Problem to solve — Set the listing down again exactly, please, apart from its pictures.

* BEGIN Data for this task *

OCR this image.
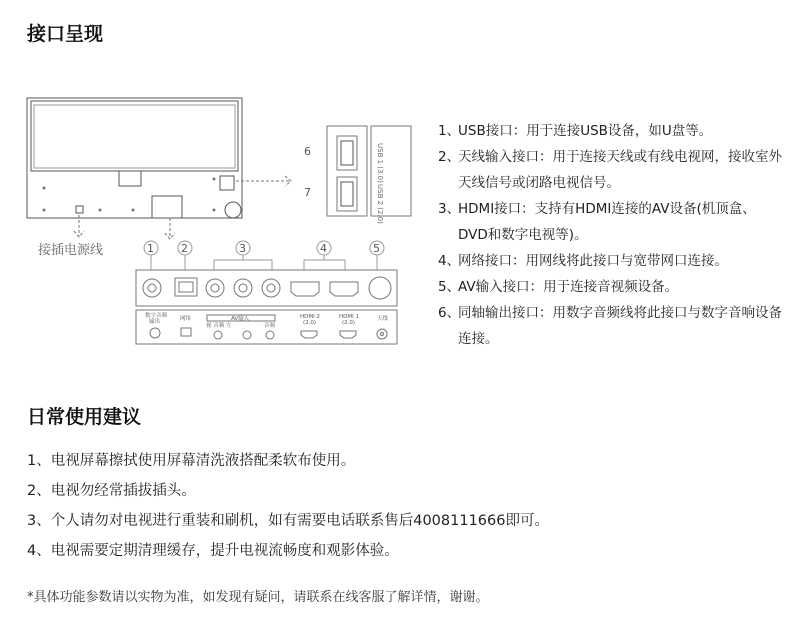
接口呈现
接插电源线
6
7
USB 1 (3.0)
USB 2 (2.0)
1 2	3	4	5
数字音频
输出	网络	AV输入
视 音频 左	音频
HDMI 2
(2.0)
HDMI 1
(2.0)
天线
1、
USB接口：用于连接USB设备，如U盘等。
2、
天线输入接口：用于连接天线或有线电视网，接收室外天线信号或闭路电视信号。
3、
HDMI接口：支持有HDMI连接的AV设备(机顶盒、DVD和数字电视等)。
4、
网络接口：用网线将此接口与宽带网口连接。
5、
AV输入接口：用于连接音视频设备。
6、
同轴输出接口：用数字音频线将此接口与数字音响设备连接。
日常使用建议
1、电视屏幕擦拭使用屏幕清洗液搭配柔软布使用。
2、电视勿经常插拔插头。
3、个人请勿对电视进行重装和刷机，如有需要电话联系售后4008111666即可。
4、电视需要定期清理缓存，提升电视流畅度和观影体验。
*具体功能参数请以实物为准，如发现有疑问，请联系在线客服了解详情，谢谢。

* END Data for this task *

Task solution —
OCR this image.
接口呈现
接插电源线
6
7
USB 1 (3.0)
USB 2 (2.0)
1 2	3	4	5
数字音频
输出	网络	AV输入
视 音频 左	音频
HDMI 2
(2.0)
HDMI 1
(2.0)
天线
1、
USB接口：用于连接USB设备，如U盘等。
2、
天线输入接口：用于连接天线或有线电视网，接收室外天线信号或闭路电视信号。
3、
HDMI接口：支持有HDMI连接的AV设备(机顶盒、DVD和数字电视等)。
4、
网络接口：用网线将此接口与宽带网口连接。
5、
AV输入接口：用于连接音视频设备。
6、
同轴输出接口：用数字音频线将此接口与数字音响设备连接。
日常使用建议
1、电视屏幕擦拭使用屏幕清洗液搭配柔软布使用。
2、电视勿经常插拔插头。
3、个人请勿对电视进行重装和刷机，如有需要电话联系售后4008111666即可。
4、电视需要定期清理缓存，提升电视流畅度和观影体验。
*具体功能参数请以实物为准，如发现有疑问，请联系在线客服了解详情，谢谢。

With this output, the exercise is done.